--- The exercise ---
Write out every item below word for word, with each line unchanged. Leave the pictures out.

**** Dataset excerpts ****

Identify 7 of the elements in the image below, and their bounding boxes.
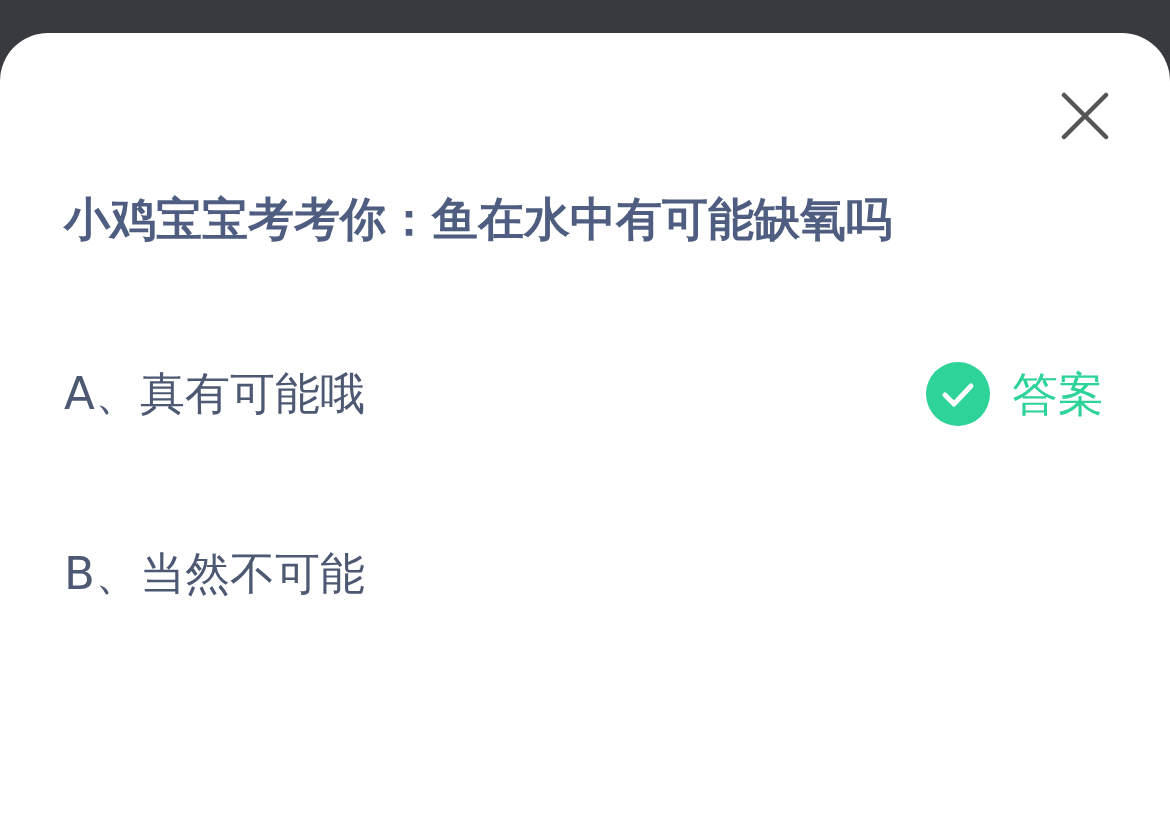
question-title: 小鸡宝宝考考你：鱼在水中有可能缺氧吗 — [64, 191, 893, 247]
answer-option[interactable]: A、真有可能哦 — [64, 367, 365, 421]
answer-label: 答案 — [1012, 367, 1104, 421]
answer-option[interactable]: B、当然不可能 — [64, 547, 365, 601]
close-button[interactable] — [1060, 91, 1110, 141]
close-icon — [1061, 92, 1109, 140]
check-icon — [926, 362, 990, 426]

****

--- Finished answer ---
Identify 7 of the elements in the image below, and their bounding boxes.
question-title: 小鸡宝宝考考你：鱼在水中有可能缺氧吗 — [64, 191, 893, 247]
answer-option[interactable]: A、真有可能哦 — [64, 367, 365, 421]
answer-label: 答案 — [1012, 367, 1104, 421]
answer-option[interactable]: B、当然不可能 — [64, 547, 365, 601]
close-button[interactable] — [1060, 91, 1110, 141]
close-icon — [1061, 92, 1109, 140]
check-icon — [926, 362, 990, 426]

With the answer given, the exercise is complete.